Extracted data entries:
** begin **
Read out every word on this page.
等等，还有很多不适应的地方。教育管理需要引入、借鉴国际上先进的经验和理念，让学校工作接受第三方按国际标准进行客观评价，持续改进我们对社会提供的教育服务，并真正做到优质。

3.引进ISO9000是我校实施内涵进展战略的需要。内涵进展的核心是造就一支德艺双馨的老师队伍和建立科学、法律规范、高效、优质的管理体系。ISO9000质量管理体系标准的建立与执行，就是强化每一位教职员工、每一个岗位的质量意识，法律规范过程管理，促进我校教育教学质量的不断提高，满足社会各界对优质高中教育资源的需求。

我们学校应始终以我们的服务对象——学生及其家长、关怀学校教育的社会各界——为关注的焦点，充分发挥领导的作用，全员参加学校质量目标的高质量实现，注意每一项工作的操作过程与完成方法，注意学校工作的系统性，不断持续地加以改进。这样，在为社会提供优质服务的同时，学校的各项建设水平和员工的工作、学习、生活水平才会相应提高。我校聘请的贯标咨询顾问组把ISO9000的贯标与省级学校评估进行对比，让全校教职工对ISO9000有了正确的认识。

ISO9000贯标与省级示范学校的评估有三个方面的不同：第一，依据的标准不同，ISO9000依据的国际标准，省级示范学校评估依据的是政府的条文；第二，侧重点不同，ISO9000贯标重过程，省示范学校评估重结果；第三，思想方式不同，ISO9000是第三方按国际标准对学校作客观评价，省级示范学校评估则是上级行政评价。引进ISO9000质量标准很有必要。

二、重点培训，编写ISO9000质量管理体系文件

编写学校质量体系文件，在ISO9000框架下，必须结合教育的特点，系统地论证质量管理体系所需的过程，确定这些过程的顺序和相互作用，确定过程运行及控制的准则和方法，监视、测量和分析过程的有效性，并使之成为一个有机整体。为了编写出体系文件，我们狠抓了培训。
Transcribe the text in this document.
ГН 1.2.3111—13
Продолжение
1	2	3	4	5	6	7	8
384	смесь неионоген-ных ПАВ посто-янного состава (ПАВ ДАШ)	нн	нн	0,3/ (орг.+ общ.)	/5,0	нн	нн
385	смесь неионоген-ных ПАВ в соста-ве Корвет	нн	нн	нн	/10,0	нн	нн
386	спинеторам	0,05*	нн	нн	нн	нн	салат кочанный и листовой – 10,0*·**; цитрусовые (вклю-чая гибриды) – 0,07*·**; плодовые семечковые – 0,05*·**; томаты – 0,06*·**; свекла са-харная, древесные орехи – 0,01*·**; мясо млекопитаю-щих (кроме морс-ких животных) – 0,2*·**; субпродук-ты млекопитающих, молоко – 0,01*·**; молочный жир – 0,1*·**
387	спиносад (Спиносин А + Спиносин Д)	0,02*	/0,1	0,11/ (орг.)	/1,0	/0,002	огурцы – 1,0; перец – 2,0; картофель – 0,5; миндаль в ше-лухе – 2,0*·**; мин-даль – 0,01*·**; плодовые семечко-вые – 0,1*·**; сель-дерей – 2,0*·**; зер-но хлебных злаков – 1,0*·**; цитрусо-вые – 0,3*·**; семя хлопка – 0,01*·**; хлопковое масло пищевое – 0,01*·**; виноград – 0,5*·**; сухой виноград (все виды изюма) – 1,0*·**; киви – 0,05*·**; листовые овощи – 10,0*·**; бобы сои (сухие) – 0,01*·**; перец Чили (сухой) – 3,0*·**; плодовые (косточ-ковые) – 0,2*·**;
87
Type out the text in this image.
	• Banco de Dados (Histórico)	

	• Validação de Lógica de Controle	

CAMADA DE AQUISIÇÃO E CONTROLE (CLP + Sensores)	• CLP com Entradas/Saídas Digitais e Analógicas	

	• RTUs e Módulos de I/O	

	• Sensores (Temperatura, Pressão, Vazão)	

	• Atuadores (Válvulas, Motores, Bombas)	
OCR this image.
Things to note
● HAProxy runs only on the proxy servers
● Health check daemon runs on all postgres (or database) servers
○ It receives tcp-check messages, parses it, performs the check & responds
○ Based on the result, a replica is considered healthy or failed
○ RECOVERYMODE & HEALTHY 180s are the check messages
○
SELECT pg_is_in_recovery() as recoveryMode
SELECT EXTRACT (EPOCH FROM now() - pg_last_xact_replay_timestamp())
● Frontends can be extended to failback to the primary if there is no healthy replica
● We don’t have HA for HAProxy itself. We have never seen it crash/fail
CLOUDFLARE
** end **
BRIEF: Your task is to retype all the records above with nothing left out.

THE OUTPUT:
Read out every word on this page.
等等，还有很多不适应的地方。教育管理需要引入、借鉴国际上先进的经验和理念，让学校工作接受第三方按国际标准进行客观评价，持续改进我们对社会提供的教育服务，并真正做到优质。

3.引进ISO9000是我校实施内涵进展战略的需要。内涵进展的核心是造就一支德艺双馨的老师队伍和建立科学、法律规范、高效、优质的管理体系。ISO9000质量管理体系标准的建立与执行，就是强化每一位教职员工、每一个岗位的质量意识，法律规范过程管理，促进我校教育教学质量的不断提高，满足社会各界对优质高中教育资源的需求。

我们学校应始终以我们的服务对象——学生及其家长、关怀学校教育的社会各界——为关注的焦点，充分发挥领导的作用，全员参加学校质量目标的高质量实现，注意每一项工作的操作过程与完成方法，注意学校工作的系统性，不断持续地加以改进。这样，在为社会提供优质服务的同时，学校的各项建设水平和员工的工作、学习、生活水平才会相应提高。我校聘请的贯标咨询顾问组把ISO9000的贯标与省级学校评估进行对比，让全校教职工对ISO9000有了正确的认识。

ISO9000贯标与省级示范学校的评估有三个方面的不同：第一，依据的标准不同，ISO9000依据的国际标准，省级示范学校评估依据的是政府的条文；第二，侧重点不同，ISO9000贯标重过程，省示范学校评估重结果；第三，思想方式不同，ISO9000是第三方按国际标准对学校作客观评价，省级示范学校评估则是上级行政评价。引进ISO9000质量标准很有必要。

二、重点培训，编写ISO9000质量管理体系文件

编写学校质量体系文件，在ISO9000框架下，必须结合教育的特点，系统地论证质量管理体系所需的过程，确定这些过程的顺序和相互作用，确定过程运行及控制的准则和方法，监视、测量和分析过程的有效性，并使之成为一个有机整体。为了编写出体系文件，我们狠抓了培训。
Transcribe the text in this document.
ГН 1.2.3111—13
Продолжение
1	2	3	4	5	6	7	8
384	смесь неионоген-ных ПАВ посто-янного состава (ПАВ ДАШ)	нн	нн	0,3/ (орг.+ общ.)	/5,0	нн	нн
385	смесь неионоген-ных ПАВ в соста-ве Корвет	нн	нн	нн	/10,0	нн	нн
386	спинеторам	0,05*	нн	нн	нн	нн	салат кочанный и листовой – 10,0*·**; цитрусовые (вклю-чая гибриды) – 0,07*·**; плодовые семечковые – 0,05*·**; томаты – 0,06*·**; свекла са-харная, древесные орехи – 0,01*·**; мясо млекопитаю-щих (кроме морс-ких животных) – 0,2*·**; субпродук-ты млекопитающих, молоко – 0,01*·**; молочный жир – 0,1*·**
387	спиносад (Спиносин А + Спиносин Д)	0,02*	/0,1	0,11/ (орг.)	/1,0	/0,002	огурцы – 1,0; перец – 2,0; картофель – 0,5; миндаль в ше-лухе – 2,0*·**; мин-даль – 0,01*·**; плодовые семечко-вые – 0,1*·**; сель-дерей – 2,0*·**; зер-но хлебных злаков – 1,0*·**; цитрусо-вые – 0,3*·**; семя хлопка – 0,01*·**; хлопковое масло пищевое – 0,01*·**; виноград – 0,5*·**; сухой виноград (все виды изюма) – 1,0*·**; киви – 0,05*·**; листовые овощи – 10,0*·**; бобы сои (сухие) – 0,01*·**; перец Чили (сухой) – 3,0*·**; плодовые (косточ-ковые) – 0,2*·**;
87
Type out the text in this image.
	• Banco de Dados (Histórico)	

	• Validação de Lógica de Controle	

CAMADA DE AQUISIÇÃO E CONTROLE (CLP + Sensores)	• CLP com Entradas/Saídas Digitais e Analógicas	

	• RTUs e Módulos de I/O	

	• Sensores (Temperatura, Pressão, Vazão)	

	• Atuadores (Válvulas, Motores, Bombas)	
OCR this image.
Things to note
● HAProxy runs only on the proxy servers
● Health check daemon runs on all postgres (or database) servers
○ It receives tcp-check messages, parses it, performs the check & responds
○ Based on the result, a replica is considered healthy or failed
○ RECOVERYMODE & HEALTHY 180s are the check messages
○
SELECT pg_is_in_recovery() as recoveryMode
SELECT EXTRACT (EPOCH FROM now() - pg_last_xact_replay_timestamp())
● Frontends can be extended to failback to the primary if there is no healthy replica
● We don’t have HA for HAProxy itself. We have never seen it crash/fail
CLOUDFLARE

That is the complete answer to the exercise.